### Supplied data:
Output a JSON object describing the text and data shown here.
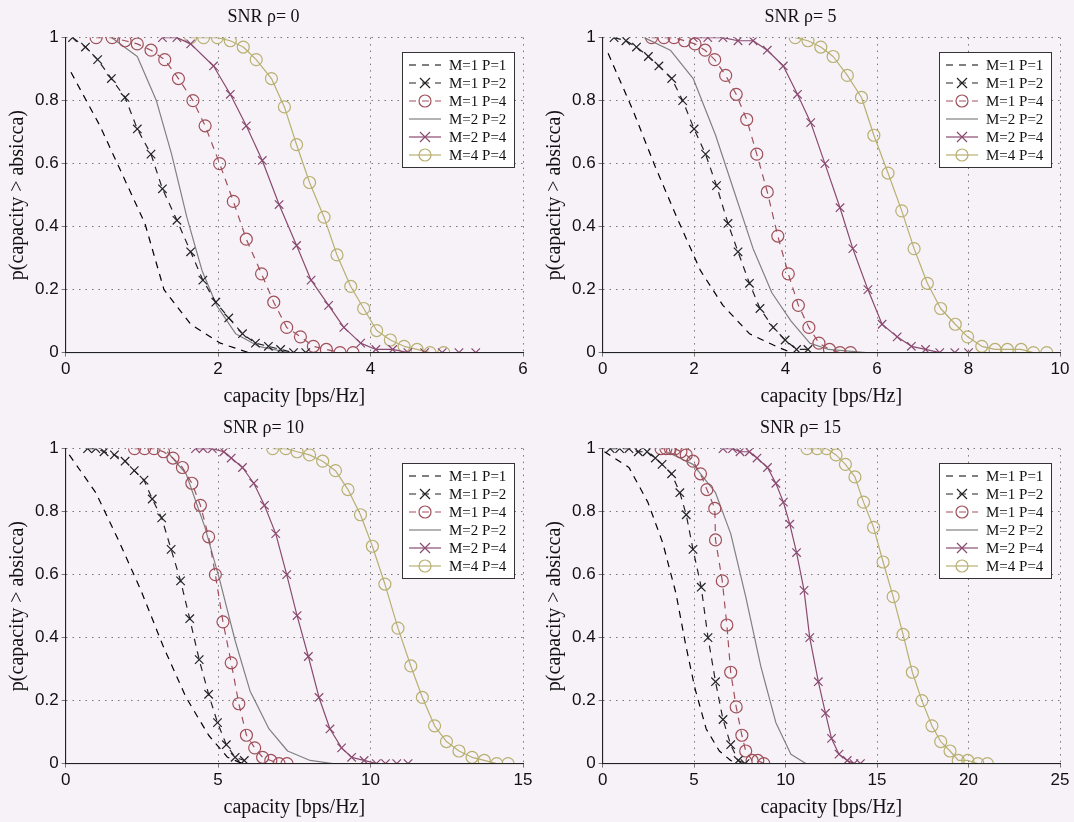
{
  "chart_data": [
    {
      "type": "line",
      "title": "SNR ρ= 0",
      "xlabel": "capacity [bps/Hz]",
      "ylabel": "p(capacity > absicca)",
      "xlim": [
        0,
        6
      ],
      "xticks": [
        0,
        2,
        4,
        6
      ],
      "ylim": [
        0,
        1
      ],
      "yticks": [
        0,
        0.2,
        0.4,
        0.6,
        0.8,
        1
      ],
      "grid": true,
      "legend": "top right",
      "series": [
        {
          "name": "M=1 P=1",
          "color": "#000000",
          "marker": "none",
          "line_style": "dashed",
          "x": [
            0.07,
            0.45,
            1.04,
            1.29,
            1.64,
            2.03,
            2.4
          ],
          "values": [
            0.89,
            0.72,
            0.41,
            0.2,
            0.09,
            0.03,
            0
          ]
        },
        {
          "name": "M=1 P=2",
          "color": "#222222",
          "marker": "cross",
          "line_style": "dashed",
          "x": [
            0.09,
            0.26,
            0.42,
            0.6,
            0.78,
            0.94,
            1.12,
            1.27,
            1.46,
            1.64,
            1.8,
            1.97,
            2.14,
            2.32,
            2.49,
            2.66,
            2.82,
            2.99,
            3.15
          ],
          "values": [
            1.0,
            0.97,
            0.93,
            0.87,
            0.81,
            0.71,
            0.63,
            0.52,
            0.42,
            0.32,
            0.23,
            0.16,
            0.11,
            0.06,
            0.03,
            0.02,
            0.01,
            0,
            0
          ]
        },
        {
          "name": "M=1 P=4",
          "color": "#a0505a",
          "marker": "circle",
          "line_style": "dashed",
          "x": [
            0.4,
            0.61,
            0.78,
            0.94,
            1.12,
            1.3,
            1.48,
            1.67,
            1.83,
            2.02,
            2.2,
            2.37,
            2.57,
            2.73,
            2.9,
            3.08,
            3.25,
            3.42,
            3.6,
            3.77
          ],
          "values": [
            1.0,
            1.0,
            0.99,
            0.98,
            0.96,
            0.93,
            0.87,
            0.8,
            0.72,
            0.6,
            0.48,
            0.36,
            0.25,
            0.16,
            0.08,
            0.05,
            0.02,
            0.01,
            0,
            0
          ]
        },
        {
          "name": "M=2 P=2",
          "color": "#808080",
          "marker": "none",
          "line_style": "solid",
          "x": [
            0.6,
            0.94,
            1.19,
            1.39,
            1.59,
            1.79,
            1.98,
            2.23,
            2.53,
            2.93,
            3.42
          ],
          "values": [
            1.0,
            0.94,
            0.8,
            0.63,
            0.43,
            0.26,
            0.15,
            0.06,
            0.02,
            0,
            0
          ]
        },
        {
          "name": "M=2 P=4",
          "color": "#8a4a70",
          "marker": "cross",
          "line_style": "solid",
          "x": [
            1.27,
            1.46,
            1.64,
            1.94,
            2.16,
            2.37,
            2.58,
            2.8,
            3.03,
            3.22,
            3.45,
            3.65,
            3.87,
            4.07,
            4.29,
            4.49,
            4.71,
            4.94,
            5.16,
            5.38
          ],
          "values": [
            1.0,
            1.0,
            0.98,
            0.91,
            0.82,
            0.72,
            0.61,
            0.47,
            0.34,
            0.23,
            0.15,
            0.08,
            0.03,
            0.01,
            0.01,
            0,
            0,
            0,
            0,
            0
          ]
        },
        {
          "name": "M=4 P=4",
          "color": "#b8b070",
          "marker": "circle",
          "line_style": "solid",
          "x": [
            1.64,
            1.81,
            1.99,
            2.16,
            2.33,
            2.5,
            2.7,
            2.87,
            3.03,
            3.2,
            3.39,
            3.56,
            3.74,
            3.91,
            4.08,
            4.26,
            4.44,
            4.61,
            4.78,
            4.96
          ],
          "values": [
            1.0,
            1.0,
            1.0,
            0.99,
            0.97,
            0.93,
            0.87,
            0.78,
            0.66,
            0.54,
            0.43,
            0.31,
            0.21,
            0.14,
            0.07,
            0.04,
            0.02,
            0.01,
            0,
            0
          ]
        }
      ]
    },
    {
      "type": "line",
      "title": "SNR ρ= 5",
      "xlabel": "capacity [bps/Hz]",
      "ylabel": "p(capacity > absicca)",
      "xlim": [
        0,
        10
      ],
      "xticks": [
        0,
        2,
        4,
        6,
        8,
        10
      ],
      "ylim": [
        0,
        1
      ],
      "yticks": [
        0,
        0.2,
        0.4,
        0.6,
        0.8,
        1
      ],
      "grid": true,
      "legend": "top right",
      "series": [
        {
          "name": "M=1 P=1",
          "color": "#000000",
          "marker": "none",
          "line_style": "dashed",
          "x": [
            0.12,
            0.66,
            1.15,
            1.65,
            2.14,
            2.63,
            3.21,
            3.79,
            4.12
          ],
          "values": [
            0.95,
            0.77,
            0.59,
            0.42,
            0.26,
            0.15,
            0.06,
            0.02,
            0
          ]
        },
        {
          "name": "M=1 P=2",
          "color": "#222222",
          "marker": "cross",
          "line_style": "dashed",
          "x": [
            0.25,
            0.51,
            0.74,
            1.0,
            1.23,
            1.51,
            1.75,
            2.0,
            2.25,
            2.49,
            2.74,
            2.96,
            3.21,
            3.44,
            3.73,
            3.99,
            4.24,
            4.49
          ],
          "values": [
            1.0,
            0.99,
            0.97,
            0.94,
            0.91,
            0.87,
            0.8,
            0.71,
            0.63,
            0.53,
            0.41,
            0.32,
            0.22,
            0.14,
            0.08,
            0.04,
            0.01,
            0.01
          ]
        },
        {
          "name": "M=1 P=4",
          "color": "#a0505a",
          "marker": "circle",
          "line_style": "dashed",
          "x": [
            1.07,
            1.34,
            1.56,
            1.79,
            2.02,
            2.24,
            2.45,
            2.69,
            2.92,
            3.15,
            3.37,
            3.6,
            3.83,
            4.06,
            4.28,
            4.51,
            4.73,
            4.96,
            5.19,
            5.42
          ],
          "values": [
            1.0,
            1.0,
            1.0,
            0.99,
            0.98,
            0.96,
            0.93,
            0.88,
            0.82,
            0.74,
            0.63,
            0.51,
            0.37,
            0.25,
            0.15,
            0.08,
            0.03,
            0.01,
            0,
            0
          ]
        },
        {
          "name": "M=2 P=2",
          "color": "#808080",
          "marker": "none",
          "line_style": "solid",
          "x": [
            0.91,
            1.48,
            1.98,
            2.47,
            2.88,
            3.29,
            3.7,
            4.12,
            4.53,
            4.94,
            5.76
          ],
          "values": [
            1.0,
            0.96,
            0.87,
            0.69,
            0.51,
            0.33,
            0.19,
            0.1,
            0.03,
            0.01,
            0
          ]
        },
        {
          "name": "M=2 P=4",
          "color": "#8a4a70",
          "marker": "cross",
          "line_style": "solid",
          "x": [
            1.98,
            2.3,
            2.63,
            2.96,
            3.29,
            3.6,
            3.95,
            4.26,
            4.55,
            4.86,
            5.19,
            5.47,
            5.8,
            6.11,
            6.44,
            6.75,
            7.06,
            7.37,
            7.7,
            8.0
          ],
          "values": [
            1.0,
            1.0,
            1.0,
            0.99,
            0.99,
            0.96,
            0.91,
            0.82,
            0.73,
            0.6,
            0.46,
            0.33,
            0.2,
            0.09,
            0.05,
            0.02,
            0.01,
            0,
            0,
            0
          ]
        },
        {
          "name": "M=4 P=4",
          "color": "#b8b070",
          "marker": "circle",
          "line_style": "solid",
          "x": [
            4.21,
            4.49,
            4.77,
            5.04,
            5.35,
            5.66,
            5.93,
            6.24,
            6.54,
            6.81,
            7.1,
            7.39,
            7.71,
            7.98,
            8.29,
            8.58,
            8.85,
            9.15,
            9.42,
            9.71
          ],
          "values": [
            1.0,
            0.99,
            0.97,
            0.94,
            0.88,
            0.81,
            0.69,
            0.57,
            0.45,
            0.33,
            0.22,
            0.14,
            0.09,
            0.05,
            0.02,
            0.01,
            0.01,
            0.01,
            0,
            0
          ]
        }
      ]
    },
    {
      "type": "line",
      "title": "SNR ρ= 10",
      "xlabel": "capacity [bps/Hz]",
      "ylabel": "p(capacity > absicca)",
      "xlim": [
        0,
        15
      ],
      "xticks": [
        0,
        5,
        10,
        15
      ],
      "ylim": [
        0,
        1
      ],
      "yticks": [
        0,
        0.2,
        0.4,
        0.6,
        0.8,
        1
      ],
      "grid": true,
      "legend": "top right",
      "series": [
        {
          "name": "M=1 P=1",
          "color": "#000000",
          "marker": "none",
          "line_style": "dashed",
          "x": [
            0.12,
            0.99,
            1.73,
            2.47,
            3.21,
            3.95,
            4.69,
            5.31,
            5.8
          ],
          "values": [
            0.98,
            0.86,
            0.71,
            0.55,
            0.37,
            0.21,
            0.09,
            0.02,
            0
          ]
        },
        {
          "name": "M=1 P=2",
          "color": "#222222",
          "marker": "cross",
          "line_style": "dashed",
          "x": [
            0.72,
            0.99,
            1.26,
            1.6,
            1.95,
            2.25,
            2.57,
            2.84,
            3.15,
            3.46,
            3.77,
            4.07,
            4.38,
            4.69,
            4.98,
            5.27,
            5.56,
            5.86
          ],
          "values": [
            1.0,
            1.0,
            0.99,
            0.98,
            0.96,
            0.93,
            0.9,
            0.84,
            0.78,
            0.68,
            0.58,
            0.46,
            0.33,
            0.22,
            0.13,
            0.06,
            0.02,
            0.01
          ]
        },
        {
          "name": "M=1 P=4",
          "color": "#a0505a",
          "marker": "circle",
          "line_style": "dashed",
          "x": [
            2.26,
            2.59,
            2.9,
            3.21,
            3.52,
            3.83,
            4.14,
            4.42,
            4.69,
            4.91,
            5.16,
            5.43,
            5.68,
            5.93,
            6.2,
            6.46,
            6.73,
            7.0,
            7.26
          ],
          "values": [
            1.0,
            1.0,
            1.0,
            0.99,
            0.97,
            0.94,
            0.89,
            0.82,
            0.72,
            0.6,
            0.45,
            0.32,
            0.19,
            0.09,
            0.05,
            0.02,
            0.01,
            0,
            0
          ]
        },
        {
          "name": "M=2 P=2",
          "color": "#808080",
          "marker": "none",
          "line_style": "solid",
          "x": [
            3.33,
            3.95,
            4.57,
            5.06,
            5.56,
            6.05,
            6.67,
            7.28,
            8.02,
            8.77
          ],
          "values": [
            0.99,
            0.92,
            0.75,
            0.58,
            0.39,
            0.23,
            0.11,
            0.04,
            0.01,
            0
          ]
        },
        {
          "name": "M=2 P=4",
          "color": "#8a4a70",
          "marker": "cross",
          "line_style": "solid",
          "x": [
            4.26,
            4.51,
            4.81,
            5.19,
            5.43,
            5.8,
            6.17,
            6.52,
            6.89,
            7.25,
            7.59,
            7.96,
            8.31,
            8.67,
            9.05,
            9.38,
            9.79,
            10.19,
            10.49,
            10.86,
            11.23
          ],
          "values": [
            1.0,
            1.0,
            1.0,
            0.99,
            0.97,
            0.94,
            0.89,
            0.82,
            0.73,
            0.6,
            0.47,
            0.34,
            0.21,
            0.11,
            0.05,
            0.02,
            0.01,
            0,
            0,
            0,
            0
          ]
        },
        {
          "name": "M=4 P=4",
          "color": "#b8b070",
          "marker": "circle",
          "line_style": "solid",
          "x": [
            6.79,
            7.22,
            7.59,
            8.0,
            8.43,
            8.85,
            9.26,
            9.67,
            10.06,
            10.47,
            10.9,
            11.32,
            11.7,
            12.1,
            12.49,
            12.9,
            13.33,
            13.73,
            14.14,
            14.51
          ],
          "values": [
            1.0,
            1.0,
            0.99,
            0.98,
            0.96,
            0.93,
            0.87,
            0.79,
            0.69,
            0.57,
            0.43,
            0.31,
            0.21,
            0.12,
            0.07,
            0.04,
            0.02,
            0.01,
            0,
            0
          ]
        }
      ]
    },
    {
      "type": "line",
      "title": "SNR ρ= 15",
      "xlabel": "capacity [bps/Hz]",
      "ylabel": "p(capacity > absicca)",
      "xlim": [
        0,
        25
      ],
      "xticks": [
        0,
        5,
        10,
        15,
        20,
        25
      ],
      "ylim": [
        0,
        1
      ],
      "yticks": [
        0,
        0.2,
        0.4,
        0.6,
        0.8,
        1
      ],
      "grid": true,
      "legend": "top right",
      "series": [
        {
          "name": "M=1 P=1",
          "color": "#000000",
          "marker": "none",
          "line_style": "dashed",
          "x": [
            0.1,
            1.44,
            2.47,
            3.29,
            4.01,
            4.53,
            5.04,
            5.66,
            6.38,
            7.0,
            7.41
          ],
          "values": [
            0.99,
            0.94,
            0.83,
            0.7,
            0.54,
            0.38,
            0.24,
            0.11,
            0.04,
            0.01,
            0
          ]
        },
        {
          "name": "M=1 P=2",
          "color": "#222222",
          "marker": "cross",
          "line_style": "dashed",
          "x": [
            0.41,
            0.93,
            1.44,
            1.95,
            2.43,
            2.88,
            3.25,
            3.77,
            4.22,
            4.57,
            4.94,
            5.39,
            5.76,
            6.17,
            6.58,
            7.0,
            7.41,
            7.78
          ],
          "values": [
            1.0,
            1.0,
            1.0,
            0.99,
            0.99,
            0.97,
            0.95,
            0.92,
            0.86,
            0.79,
            0.68,
            0.56,
            0.4,
            0.26,
            0.14,
            0.06,
            0.01,
            0
          ]
        },
        {
          "name": "M=1 P=4",
          "color": "#a0505a",
          "marker": "circle",
          "line_style": "dashed",
          "x": [
            3.19,
            3.46,
            3.7,
            3.97,
            4.28,
            4.57,
            4.94,
            5.35,
            5.7,
            6.13,
            6.17,
            6.54,
            6.79,
            7.0,
            7.3,
            7.61,
            7.82,
            8.17,
            8.48,
            8.81
          ],
          "values": [
            1.0,
            1.0,
            1.0,
            1.0,
            0.99,
            0.98,
            0.96,
            0.92,
            0.87,
            0.81,
            0.71,
            0.58,
            0.44,
            0.29,
            0.18,
            0.09,
            0.04,
            0.01,
            0.01,
            0
          ]
        },
        {
          "name": "M=2 P=2",
          "color": "#808080",
          "marker": "none",
          "line_style": "solid",
          "x": [
            3.5,
            4.94,
            6.17,
            7.0,
            7.82,
            8.64,
            9.47,
            10.29,
            11.11,
            12.35
          ],
          "values": [
            0.99,
            0.95,
            0.86,
            0.73,
            0.53,
            0.31,
            0.13,
            0.03,
            0,
            0
          ]
        },
        {
          "name": "M=2 P=4",
          "color": "#8a4a70",
          "marker": "cross",
          "line_style": "solid",
          "x": [
            6.58,
            7.1,
            7.51,
            8.02,
            8.44,
            9.01,
            9.47,
            9.88,
            10.23,
            10.6,
            11.01,
            11.32,
            11.79,
            12.18,
            12.51,
            12.92,
            13.37,
            13.74,
            14.09
          ],
          "values": [
            1.0,
            1.0,
            0.99,
            0.99,
            0.97,
            0.94,
            0.89,
            0.83,
            0.76,
            0.67,
            0.55,
            0.4,
            0.26,
            0.16,
            0.08,
            0.03,
            0.01,
            0,
            0
          ]
        },
        {
          "name": "M=4 P=4",
          "color": "#b8b070",
          "marker": "circle",
          "line_style": "solid",
          "x": [
            11.17,
            11.73,
            12.24,
            12.76,
            13.27,
            13.79,
            14.26,
            14.81,
            15.33,
            15.88,
            16.42,
            16.93,
            17.45,
            18.0,
            18.48,
            18.99,
            19.44,
            19.96,
            20.51,
            21.03
          ],
          "values": [
            1.0,
            1.0,
            1.0,
            0.98,
            0.95,
            0.91,
            0.83,
            0.75,
            0.64,
            0.53,
            0.41,
            0.29,
            0.2,
            0.12,
            0.07,
            0.04,
            0.01,
            0.01,
            0,
            0
          ]
        }
      ]
    }
  ]
}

### Instruction:
Scan the entries above for the word "title" and collect each line holding it.

### Reply to the task:
      "title": "SNR ρ= 0",
      "title": "SNR ρ= 5",
      "title": "SNR ρ= 10",
      "title": "SNR ρ= 15",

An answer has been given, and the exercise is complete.